(begin)

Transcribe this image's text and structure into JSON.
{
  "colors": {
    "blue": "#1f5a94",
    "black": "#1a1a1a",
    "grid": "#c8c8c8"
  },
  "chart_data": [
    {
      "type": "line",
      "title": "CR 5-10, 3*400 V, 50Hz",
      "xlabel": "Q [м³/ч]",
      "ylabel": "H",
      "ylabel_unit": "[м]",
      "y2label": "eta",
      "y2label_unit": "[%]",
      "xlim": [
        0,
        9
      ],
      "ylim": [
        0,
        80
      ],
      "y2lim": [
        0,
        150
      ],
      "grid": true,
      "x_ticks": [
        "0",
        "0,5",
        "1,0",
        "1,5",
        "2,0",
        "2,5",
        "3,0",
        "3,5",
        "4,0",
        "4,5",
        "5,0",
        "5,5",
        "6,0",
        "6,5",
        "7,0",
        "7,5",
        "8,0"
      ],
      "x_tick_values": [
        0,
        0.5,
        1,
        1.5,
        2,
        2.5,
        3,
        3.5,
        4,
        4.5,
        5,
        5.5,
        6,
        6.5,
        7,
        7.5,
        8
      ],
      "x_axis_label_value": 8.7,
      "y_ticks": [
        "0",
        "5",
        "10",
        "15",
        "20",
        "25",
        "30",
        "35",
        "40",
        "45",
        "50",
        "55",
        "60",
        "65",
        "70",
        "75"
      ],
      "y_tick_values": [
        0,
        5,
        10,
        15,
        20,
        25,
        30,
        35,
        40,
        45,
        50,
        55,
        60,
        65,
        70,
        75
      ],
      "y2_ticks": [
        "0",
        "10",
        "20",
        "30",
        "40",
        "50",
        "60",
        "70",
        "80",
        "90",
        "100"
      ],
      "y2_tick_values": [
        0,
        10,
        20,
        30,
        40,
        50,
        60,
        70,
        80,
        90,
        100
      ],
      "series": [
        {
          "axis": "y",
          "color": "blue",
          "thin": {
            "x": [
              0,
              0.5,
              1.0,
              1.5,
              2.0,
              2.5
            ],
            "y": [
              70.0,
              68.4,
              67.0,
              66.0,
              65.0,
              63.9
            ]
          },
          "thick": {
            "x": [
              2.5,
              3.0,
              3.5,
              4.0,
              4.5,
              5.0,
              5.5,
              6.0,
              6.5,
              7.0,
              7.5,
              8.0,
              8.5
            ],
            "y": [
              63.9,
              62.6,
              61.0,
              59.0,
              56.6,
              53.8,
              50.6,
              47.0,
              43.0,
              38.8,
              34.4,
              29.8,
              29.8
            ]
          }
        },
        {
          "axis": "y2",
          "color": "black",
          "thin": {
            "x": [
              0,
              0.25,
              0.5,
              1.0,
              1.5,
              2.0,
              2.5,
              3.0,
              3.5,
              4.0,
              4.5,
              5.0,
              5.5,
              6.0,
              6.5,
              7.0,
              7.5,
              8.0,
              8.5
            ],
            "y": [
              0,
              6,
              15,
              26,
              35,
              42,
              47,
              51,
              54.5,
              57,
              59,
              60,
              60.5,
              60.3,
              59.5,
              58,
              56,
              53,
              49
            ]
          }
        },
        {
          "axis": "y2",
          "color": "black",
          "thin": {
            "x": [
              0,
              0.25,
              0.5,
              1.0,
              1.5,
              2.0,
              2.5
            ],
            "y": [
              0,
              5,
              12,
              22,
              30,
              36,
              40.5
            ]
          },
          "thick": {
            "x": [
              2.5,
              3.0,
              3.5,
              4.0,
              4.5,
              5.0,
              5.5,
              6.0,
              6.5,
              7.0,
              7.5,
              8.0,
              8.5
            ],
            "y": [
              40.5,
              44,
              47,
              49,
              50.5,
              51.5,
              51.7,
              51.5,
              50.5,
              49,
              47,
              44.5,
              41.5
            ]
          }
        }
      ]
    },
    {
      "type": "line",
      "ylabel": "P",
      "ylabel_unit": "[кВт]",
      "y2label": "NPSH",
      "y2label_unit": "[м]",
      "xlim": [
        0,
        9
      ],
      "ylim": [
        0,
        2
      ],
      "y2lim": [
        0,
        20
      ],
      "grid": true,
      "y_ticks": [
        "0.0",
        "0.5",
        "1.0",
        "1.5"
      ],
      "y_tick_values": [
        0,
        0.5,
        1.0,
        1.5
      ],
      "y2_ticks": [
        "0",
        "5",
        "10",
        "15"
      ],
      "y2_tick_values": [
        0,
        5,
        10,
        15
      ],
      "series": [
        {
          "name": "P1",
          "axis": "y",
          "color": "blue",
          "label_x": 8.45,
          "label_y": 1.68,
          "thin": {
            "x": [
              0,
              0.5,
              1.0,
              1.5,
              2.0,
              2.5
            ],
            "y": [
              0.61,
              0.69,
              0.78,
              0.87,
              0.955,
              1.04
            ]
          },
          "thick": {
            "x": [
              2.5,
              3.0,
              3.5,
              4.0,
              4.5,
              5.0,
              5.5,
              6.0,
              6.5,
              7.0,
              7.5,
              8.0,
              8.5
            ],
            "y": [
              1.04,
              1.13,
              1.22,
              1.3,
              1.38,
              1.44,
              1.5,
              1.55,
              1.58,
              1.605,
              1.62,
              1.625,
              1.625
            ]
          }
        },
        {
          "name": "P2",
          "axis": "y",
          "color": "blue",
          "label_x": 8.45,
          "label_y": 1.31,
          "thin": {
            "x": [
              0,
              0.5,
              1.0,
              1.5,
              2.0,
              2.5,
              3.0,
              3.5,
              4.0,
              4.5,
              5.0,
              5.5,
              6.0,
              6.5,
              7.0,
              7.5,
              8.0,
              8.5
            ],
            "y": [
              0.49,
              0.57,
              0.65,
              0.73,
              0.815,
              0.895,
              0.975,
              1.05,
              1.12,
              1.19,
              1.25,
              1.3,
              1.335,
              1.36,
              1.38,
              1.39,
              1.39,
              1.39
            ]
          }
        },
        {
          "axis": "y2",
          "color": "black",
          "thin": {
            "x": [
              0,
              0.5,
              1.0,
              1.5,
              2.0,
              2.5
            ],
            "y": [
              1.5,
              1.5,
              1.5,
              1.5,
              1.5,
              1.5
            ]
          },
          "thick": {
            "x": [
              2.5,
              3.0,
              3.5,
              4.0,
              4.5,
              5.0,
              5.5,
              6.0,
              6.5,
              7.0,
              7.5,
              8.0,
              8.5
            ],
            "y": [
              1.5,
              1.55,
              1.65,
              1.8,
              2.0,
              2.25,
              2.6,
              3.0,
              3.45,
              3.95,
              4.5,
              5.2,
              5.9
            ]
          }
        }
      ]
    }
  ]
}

(end)

■ Directive: Each entry above is to be quoted exactly.

■ Answer to this task:
Transcribe this image's text and structure into JSON.
{
  "colors": {
    "blue": "#1f5a94",
    "black": "#1a1a1a",
    "grid": "#c8c8c8"
  },
  "chart_data": [
    {
      "type": "line",
      "title": "CR 5-10, 3*400 V, 50Hz",
      "xlabel": "Q [м³/ч]",
      "ylabel": "H",
      "ylabel_unit": "[м]",
      "y2label": "eta",
      "y2label_unit": "[%]",
      "xlim": [
        0,
        9
      ],
      "ylim": [
        0,
        80
      ],
      "y2lim": [
        0,
        150
      ],
      "grid": true,
      "x_ticks": [
        "0",
        "0,5",
        "1,0",
        "1,5",
        "2,0",
        "2,5",
        "3,0",
        "3,5",
        "4,0",
        "4,5",
        "5,0",
        "5,5",
        "6,0",
        "6,5",
        "7,0",
        "7,5",
        "8,0"
      ],
      "x_tick_values": [
        0,
        0.5,
        1,
        1.5,
        2,
        2.5,
        3,
        3.5,
        4,
        4.5,
        5,
        5.5,
        6,
        6.5,
        7,
        7.5,
        8
      ],
      "x_axis_label_value": 8.7,
      "y_ticks": [
        "0",
        "5",
        "10",
        "15",
        "20",
        "25",
        "30",
        "35",
        "40",
        "45",
        "50",
        "55",
        "60",
        "65",
        "70",
        "75"
      ],
      "y_tick_values": [
        0,
        5,
        10,
        15,
        20,
        25,
        30,
        35,
        40,
        45,
        50,
        55,
        60,
        65,
        70,
        75
      ],
      "y2_ticks": [
        "0",
        "10",
        "20",
        "30",
        "40",
        "50",
        "60",
        "70",
        "80",
        "90",
        "100"
      ],
      "y2_tick_values": [
        0,
        10,
        20,
        30,
        40,
        50,
        60,
        70,
        80,
        90,
        100
      ],
      "series": [
        {
          "axis": "y",
          "color": "blue",
          "thin": {
            "x": [
              0,
              0.5,
              1.0,
              1.5,
              2.0,
              2.5
            ],
            "y": [
              70.0,
              68.4,
              67.0,
              66.0,
              65.0,
              63.9
            ]
          },
          "thick": {
            "x": [
              2.5,
              3.0,
              3.5,
              4.0,
              4.5,
              5.0,
              5.5,
              6.0,
              6.5,
              7.0,
              7.5,
              8.0,
              8.5
            ],
            "y": [
              63.9,
              62.6,
              61.0,
              59.0,
              56.6,
              53.8,
              50.6,
              47.0,
              43.0,
              38.8,
              34.4,
              29.8,
              29.8
            ]
          }
        },
        {
          "axis": "y2",
          "color": "black",
          "thin": {
            "x": [
              0,
              0.25,
              0.5,
              1.0,
              1.5,
              2.0,
              2.5,
              3.0,
              3.5,
              4.0,
              4.5,
              5.0,
              5.5,
              6.0,
              6.5,
              7.0,
              7.5,
              8.0,
              8.5
            ],
            "y": [
              0,
              6,
              15,
              26,
              35,
              42,
              47,
              51,
              54.5,
              57,
              59,
              60,
              60.5,
              60.3,
              59.5,
              58,
              56,
              53,
              49
            ]
          }
        },
        {
          "axis": "y2",
          "color": "black",
          "thin": {
            "x": [
              0,
              0.25,
              0.5,
              1.0,
              1.5,
              2.0,
              2.5
            ],
            "y": [
              0,
              5,
              12,
              22,
              30,
              36,
              40.5
            ]
          },
          "thick": {
            "x": [
              2.5,
              3.0,
              3.5,
              4.0,
              4.5,
              5.0,
              5.5,
              6.0,
              6.5,
              7.0,
              7.5,
              8.0,
              8.5
            ],
            "y": [
              40.5,
              44,
              47,
              49,
              50.5,
              51.5,
              51.7,
              51.5,
              50.5,
              49,
              47,
              44.5,
              41.5
            ]
          }
        }
      ]
    },
    {
      "type": "line",
      "ylabel": "P",
      "ylabel_unit": "[кВт]",
      "y2label": "NPSH",
      "y2label_unit": "[м]",
      "xlim": [
        0,
        9
      ],
      "ylim": [
        0,
        2
      ],
      "y2lim": [
        0,
        20
      ],
      "grid": true,
      "y_ticks": [
        "0.0",
        "0.5",
        "1.0",
        "1.5"
      ],
      "y_tick_values": [
        0,
        0.5,
        1.0,
        1.5
      ],
      "y2_ticks": [
        "0",
        "5",
        "10",
        "15"
      ],
      "y2_tick_values": [
        0,
        5,
        10,
        15
      ],
      "series": [
        {
          "name": "P1",
          "axis": "y",
          "color": "blue",
          "label_x": 8.45,
          "label_y": 1.68,
          "thin": {
            "x": [
              0,
              0.5,
              1.0,
              1.5,
              2.0,
              2.5
            ],
            "y": [
              0.61,
              0.69,
              0.78,
              0.87,
              0.955,
              1.04
            ]
          },
          "thick": {
            "x": [
              2.5,
              3.0,
              3.5,
              4.0,
              4.5,
              5.0,
              5.5,
              6.0,
              6.5,
              7.0,
              7.5,
              8.0,
              8.5
            ],
            "y": [
              1.04,
              1.13,
              1.22,
              1.3,
              1.38,
              1.44,
              1.5,
              1.55,
              1.58,
              1.605,
              1.62,
              1.625,
              1.625
            ]
          }
        },
        {
          "name": "P2",
          "axis": "y",
          "color": "blue",
          "label_x": 8.45,
          "label_y": 1.31,
          "thin": {
            "x": [
              0,
              0.5,
              1.0,
              1.5,
              2.0,
              2.5,
              3.0,
              3.5,
              4.0,
              4.5,
              5.0,
              5.5,
              6.0,
              6.5,
              7.0,
              7.5,
              8.0,
              8.5
            ],
            "y": [
              0.49,
              0.57,
              0.65,
              0.73,
              0.815,
              0.895,
              0.975,
              1.05,
              1.12,
              1.19,
              1.25,
              1.3,
              1.335,
              1.36,
              1.38,
              1.39,
              1.39,
              1.39
            ]
          }
        },
        {
          "axis": "y2",
          "color": "black",
          "thin": {
            "x": [
              0,
              0.5,
              1.0,
              1.5,
              2.0,
              2.5
            ],
            "y": [
              1.5,
              1.5,
              1.5,
              1.5,
              1.5,
              1.5
            ]
          },
          "thick": {
            "x": [
              2.5,
              3.0,
              3.5,
              4.0,
              4.5,
              5.0,
              5.5,
              6.0,
              6.5,
              7.0,
              7.5,
              8.0,
              8.5
            ],
            "y": [
              1.5,
              1.55,
              1.65,
              1.8,
              2.0,
              2.25,
              2.6,
              3.0,
              3.45,
              3.95,
              4.5,
              5.2,
              5.9
            ]
          }
        }
      ]
    }
  ]
}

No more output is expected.